**Direction:** Leave the pictures out and print every record below exactly as it stands.

**Supplied data:**
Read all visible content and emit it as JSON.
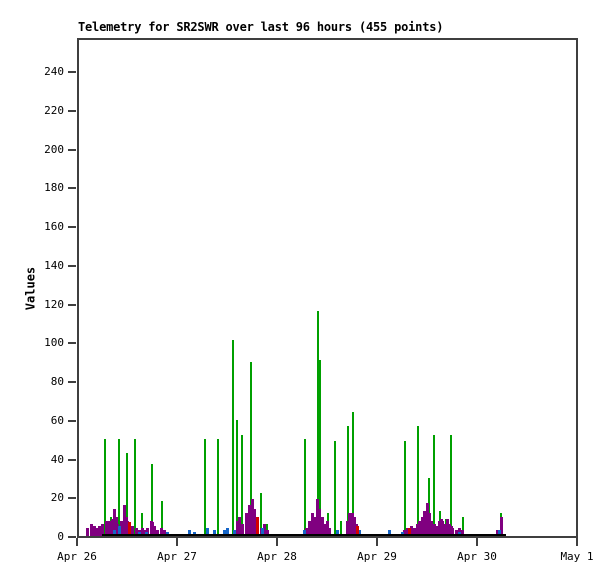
{
  "title": "Telemetry for SR2SWR over last 96 hours (455 points)",
  "ylabel": "Values",
  "colors": {
    "background": "#ffffff",
    "border": "#3f3f3f",
    "text": "#000000",
    "series_green": "#00a000",
    "series_purple": "#800080",
    "series_blue": "#1565c8",
    "series_red": "#d40000",
    "series_black": "#000000"
  },
  "chart_data": {
    "type": "bar",
    "title": "Telemetry for SR2SWR over last 96 hours (455 points)",
    "xlabel": "",
    "ylabel": "Values",
    "x_unit": "hours since Apr 26 00:00",
    "xlim_hours": [
      0,
      120
    ],
    "ylim": [
      0,
      256
    ],
    "grid": false,
    "legend": "none",
    "y_ticks": [
      0,
      20,
      40,
      60,
      80,
      100,
      120,
      140,
      160,
      180,
      200,
      220,
      240
    ],
    "x_ticks": [
      {
        "label": "Apr 26",
        "hours": 0
      },
      {
        "label": "Apr 27",
        "hours": 24
      },
      {
        "label": "Apr 28",
        "hours": 48
      },
      {
        "label": "Apr 29",
        "hours": 72
      },
      {
        "label": "Apr 30",
        "hours": 96
      },
      {
        "label": "May 1",
        "hours": 120
      }
    ],
    "series": [
      {
        "name": "green",
        "color": "#00a000",
        "width": 2,
        "z": 1,
        "points": [
          [
            6.7,
            50
          ],
          [
            8.2,
            10
          ],
          [
            10.1,
            50
          ],
          [
            12.0,
            43
          ],
          [
            13.9,
            50
          ],
          [
            15.6,
            12
          ],
          [
            18.0,
            37
          ],
          [
            20.4,
            18
          ],
          [
            30.7,
            50
          ],
          [
            33.8,
            50
          ],
          [
            37.4,
            101
          ],
          [
            38.4,
            60
          ],
          [
            39.6,
            52
          ],
          [
            41.8,
            90
          ],
          [
            44.2,
            22
          ],
          [
            45.6,
            6
          ],
          [
            54.7,
            50
          ],
          [
            57.8,
            116
          ],
          [
            58.3,
            91
          ],
          [
            60.2,
            12
          ],
          [
            61.9,
            49
          ],
          [
            63.4,
            8
          ],
          [
            65.0,
            57
          ],
          [
            66.2,
            64
          ],
          [
            78.7,
            49
          ],
          [
            81.8,
            57
          ],
          [
            84.5,
            30
          ],
          [
            85.7,
            52
          ],
          [
            87.1,
            13
          ],
          [
            88.6,
            9
          ],
          [
            89.8,
            52
          ],
          [
            92.6,
            10
          ],
          [
            101.8,
            12
          ]
        ]
      },
      {
        "name": "purple",
        "color": "#800080",
        "width": 3,
        "z": 2,
        "points": [
          [
            2.6,
            4
          ],
          [
            3.4,
            6
          ],
          [
            4.1,
            5
          ],
          [
            4.8,
            4
          ],
          [
            5.5,
            5
          ],
          [
            6.2,
            6
          ],
          [
            7.0,
            8
          ],
          [
            7.7,
            8
          ],
          [
            8.4,
            9
          ],
          [
            8.9,
            14
          ],
          [
            9.4,
            10
          ],
          [
            9.8,
            6
          ],
          [
            10.6,
            8
          ],
          [
            11.3,
            16
          ],
          [
            11.8,
            10
          ],
          [
            12.2,
            8
          ],
          [
            12.7,
            5
          ],
          [
            13.4,
            5
          ],
          [
            14.2,
            4
          ],
          [
            14.9,
            3
          ],
          [
            15.6,
            4
          ],
          [
            16.3,
            3
          ],
          [
            17.0,
            4
          ],
          [
            17.8,
            8
          ],
          [
            18.2,
            7
          ],
          [
            18.7,
            5
          ],
          [
            19.4,
            3
          ],
          [
            20.2,
            4
          ],
          [
            20.9,
            3
          ],
          [
            38.4,
            8
          ],
          [
            39.1,
            10
          ],
          [
            39.8,
            6
          ],
          [
            40.6,
            12
          ],
          [
            41.3,
            16
          ],
          [
            42.0,
            19
          ],
          [
            42.5,
            14
          ],
          [
            43.0,
            10
          ],
          [
            43.4,
            6
          ],
          [
            44.2,
            4
          ],
          [
            44.9,
            6
          ],
          [
            45.6,
            3
          ],
          [
            55.0,
            4
          ],
          [
            55.7,
            8
          ],
          [
            56.4,
            12
          ],
          [
            57.1,
            10
          ],
          [
            57.8,
            19
          ],
          [
            58.3,
            14
          ],
          [
            58.8,
            10
          ],
          [
            59.3,
            6
          ],
          [
            60.0,
            8
          ],
          [
            60.7,
            4
          ],
          [
            64.8,
            8
          ],
          [
            65.5,
            12
          ],
          [
            66.0,
            12
          ],
          [
            66.5,
            10
          ],
          [
            67.0,
            6
          ],
          [
            67.4,
            4
          ],
          [
            78.7,
            3
          ],
          [
            79.4,
            4
          ],
          [
            80.2,
            5
          ],
          [
            80.9,
            4
          ],
          [
            81.6,
            6
          ],
          [
            82.3,
            8
          ],
          [
            83.0,
            10
          ],
          [
            83.5,
            13
          ],
          [
            84.0,
            17
          ],
          [
            84.5,
            12
          ],
          [
            85.0,
            8
          ],
          [
            85.7,
            6
          ],
          [
            86.4,
            5
          ],
          [
            86.9,
            8
          ],
          [
            87.4,
            9
          ],
          [
            87.8,
            8
          ],
          [
            88.3,
            6
          ],
          [
            88.8,
            9
          ],
          [
            89.3,
            6
          ],
          [
            89.8,
            5
          ],
          [
            90.2,
            4
          ],
          [
            91.0,
            3
          ],
          [
            91.7,
            4
          ],
          [
            92.4,
            3
          ],
          [
            101.0,
            3
          ],
          [
            101.8,
            10
          ]
        ]
      },
      {
        "name": "blue",
        "color": "#1565c8",
        "width": 3,
        "z": 3,
        "points": [
          [
            9.1,
            3
          ],
          [
            10.3,
            5
          ],
          [
            14.9,
            2
          ],
          [
            16.6,
            2
          ],
          [
            21.6,
            2
          ],
          [
            27.1,
            3
          ],
          [
            28.3,
            2
          ],
          [
            31.4,
            4
          ],
          [
            33.1,
            3
          ],
          [
            35.3,
            3
          ],
          [
            36.2,
            4
          ],
          [
            37.9,
            3
          ],
          [
            44.4,
            4
          ],
          [
            54.5,
            3
          ],
          [
            62.6,
            3
          ],
          [
            67.9,
            3
          ],
          [
            75.1,
            3
          ],
          [
            78.2,
            2
          ],
          [
            91.9,
            2
          ],
          [
            101.3,
            3
          ]
        ]
      },
      {
        "name": "red",
        "color": "#d40000",
        "width": 3,
        "z": 4,
        "points": [
          [
            12.7,
            7
          ],
          [
            43.2,
            10
          ],
          [
            67.4,
            5
          ],
          [
            79.9,
            4
          ]
        ]
      },
      {
        "name": "baseline-band",
        "color": "#000000",
        "type": "band",
        "z": 5,
        "from_hours": 6.0,
        "to_hours": 103.0,
        "value": 1
      }
    ]
  }
}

**Task output:**
Read all visible content and emit it as JSON.
{
  "title": "Telemetry for SR2SWR over last 96 hours (455 points)",
  "ylabel": "Values",
  "colors": {
    "background": "#ffffff",
    "border": "#3f3f3f",
    "text": "#000000",
    "series_green": "#00a000",
    "series_purple": "#800080",
    "series_blue": "#1565c8",
    "series_red": "#d40000",
    "series_black": "#000000"
  },
  "chart_data": {
    "type": "bar",
    "title": "Telemetry for SR2SWR over last 96 hours (455 points)",
    "xlabel": "",
    "ylabel": "Values",
    "x_unit": "hours since Apr 26 00:00",
    "xlim_hours": [
      0,
      120
    ],
    "ylim": [
      0,
      256
    ],
    "grid": false,
    "legend": "none",
    "y_ticks": [
      0,
      20,
      40,
      60,
      80,
      100,
      120,
      140,
      160,
      180,
      200,
      220,
      240
    ],
    "x_ticks": [
      {
        "label": "Apr 26",
        "hours": 0
      },
      {
        "label": "Apr 27",
        "hours": 24
      },
      {
        "label": "Apr 28",
        "hours": 48
      },
      {
        "label": "Apr 29",
        "hours": 72
      },
      {
        "label": "Apr 30",
        "hours": 96
      },
      {
        "label": "May 1",
        "hours": 120
      }
    ],
    "series": [
      {
        "name": "green",
        "color": "#00a000",
        "width": 2,
        "z": 1,
        "points": [
          [
            6.7,
            50
          ],
          [
            8.2,
            10
          ],
          [
            10.1,
            50
          ],
          [
            12.0,
            43
          ],
          [
            13.9,
            50
          ],
          [
            15.6,
            12
          ],
          [
            18.0,
            37
          ],
          [
            20.4,
            18
          ],
          [
            30.7,
            50
          ],
          [
            33.8,
            50
          ],
          [
            37.4,
            101
          ],
          [
            38.4,
            60
          ],
          [
            39.6,
            52
          ],
          [
            41.8,
            90
          ],
          [
            44.2,
            22
          ],
          [
            45.6,
            6
          ],
          [
            54.7,
            50
          ],
          [
            57.8,
            116
          ],
          [
            58.3,
            91
          ],
          [
            60.2,
            12
          ],
          [
            61.9,
            49
          ],
          [
            63.4,
            8
          ],
          [
            65.0,
            57
          ],
          [
            66.2,
            64
          ],
          [
            78.7,
            49
          ],
          [
            81.8,
            57
          ],
          [
            84.5,
            30
          ],
          [
            85.7,
            52
          ],
          [
            87.1,
            13
          ],
          [
            88.6,
            9
          ],
          [
            89.8,
            52
          ],
          [
            92.6,
            10
          ],
          [
            101.8,
            12
          ]
        ]
      },
      {
        "name": "purple",
        "color": "#800080",
        "width": 3,
        "z": 2,
        "points": [
          [
            2.6,
            4
          ],
          [
            3.4,
            6
          ],
          [
            4.1,
            5
          ],
          [
            4.8,
            4
          ],
          [
            5.5,
            5
          ],
          [
            6.2,
            6
          ],
          [
            7.0,
            8
          ],
          [
            7.7,
            8
          ],
          [
            8.4,
            9
          ],
          [
            8.9,
            14
          ],
          [
            9.4,
            10
          ],
          [
            9.8,
            6
          ],
          [
            10.6,
            8
          ],
          [
            11.3,
            16
          ],
          [
            11.8,
            10
          ],
          [
            12.2,
            8
          ],
          [
            12.7,
            5
          ],
          [
            13.4,
            5
          ],
          [
            14.2,
            4
          ],
          [
            14.9,
            3
          ],
          [
            15.6,
            4
          ],
          [
            16.3,
            3
          ],
          [
            17.0,
            4
          ],
          [
            17.8,
            8
          ],
          [
            18.2,
            7
          ],
          [
            18.7,
            5
          ],
          [
            19.4,
            3
          ],
          [
            20.2,
            4
          ],
          [
            20.9,
            3
          ],
          [
            38.4,
            8
          ],
          [
            39.1,
            10
          ],
          [
            39.8,
            6
          ],
          [
            40.6,
            12
          ],
          [
            41.3,
            16
          ],
          [
            42.0,
            19
          ],
          [
            42.5,
            14
          ],
          [
            43.0,
            10
          ],
          [
            43.4,
            6
          ],
          [
            44.2,
            4
          ],
          [
            44.9,
            6
          ],
          [
            45.6,
            3
          ],
          [
            55.0,
            4
          ],
          [
            55.7,
            8
          ],
          [
            56.4,
            12
          ],
          [
            57.1,
            10
          ],
          [
            57.8,
            19
          ],
          [
            58.3,
            14
          ],
          [
            58.8,
            10
          ],
          [
            59.3,
            6
          ],
          [
            60.0,
            8
          ],
          [
            60.7,
            4
          ],
          [
            64.8,
            8
          ],
          [
            65.5,
            12
          ],
          [
            66.0,
            12
          ],
          [
            66.5,
            10
          ],
          [
            67.0,
            6
          ],
          [
            67.4,
            4
          ],
          [
            78.7,
            3
          ],
          [
            79.4,
            4
          ],
          [
            80.2,
            5
          ],
          [
            80.9,
            4
          ],
          [
            81.6,
            6
          ],
          [
            82.3,
            8
          ],
          [
            83.0,
            10
          ],
          [
            83.5,
            13
          ],
          [
            84.0,
            17
          ],
          [
            84.5,
            12
          ],
          [
            85.0,
            8
          ],
          [
            85.7,
            6
          ],
          [
            86.4,
            5
          ],
          [
            86.9,
            8
          ],
          [
            87.4,
            9
          ],
          [
            87.8,
            8
          ],
          [
            88.3,
            6
          ],
          [
            88.8,
            9
          ],
          [
            89.3,
            6
          ],
          [
            89.8,
            5
          ],
          [
            90.2,
            4
          ],
          [
            91.0,
            3
          ],
          [
            91.7,
            4
          ],
          [
            92.4,
            3
          ],
          [
            101.0,
            3
          ],
          [
            101.8,
            10
          ]
        ]
      },
      {
        "name": "blue",
        "color": "#1565c8",
        "width": 3,
        "z": 3,
        "points": [
          [
            9.1,
            3
          ],
          [
            10.3,
            5
          ],
          [
            14.9,
            2
          ],
          [
            16.6,
            2
          ],
          [
            21.6,
            2
          ],
          [
            27.1,
            3
          ],
          [
            28.3,
            2
          ],
          [
            31.4,
            4
          ],
          [
            33.1,
            3
          ],
          [
            35.3,
            3
          ],
          [
            36.2,
            4
          ],
          [
            37.9,
            3
          ],
          [
            44.4,
            4
          ],
          [
            54.5,
            3
          ],
          [
            62.6,
            3
          ],
          [
            67.9,
            3
          ],
          [
            75.1,
            3
          ],
          [
            78.2,
            2
          ],
          [
            91.9,
            2
          ],
          [
            101.3,
            3
          ]
        ]
      },
      {
        "name": "red",
        "color": "#d40000",
        "width": 3,
        "z": 4,
        "points": [
          [
            12.7,
            7
          ],
          [
            43.2,
            10
          ],
          [
            67.4,
            5
          ],
          [
            79.9,
            4
          ]
        ]
      },
      {
        "name": "baseline-band",
        "color": "#000000",
        "type": "band",
        "z": 5,
        "from_hours": 6.0,
        "to_hours": 103.0,
        "value": 1
      }
    ]
  }
}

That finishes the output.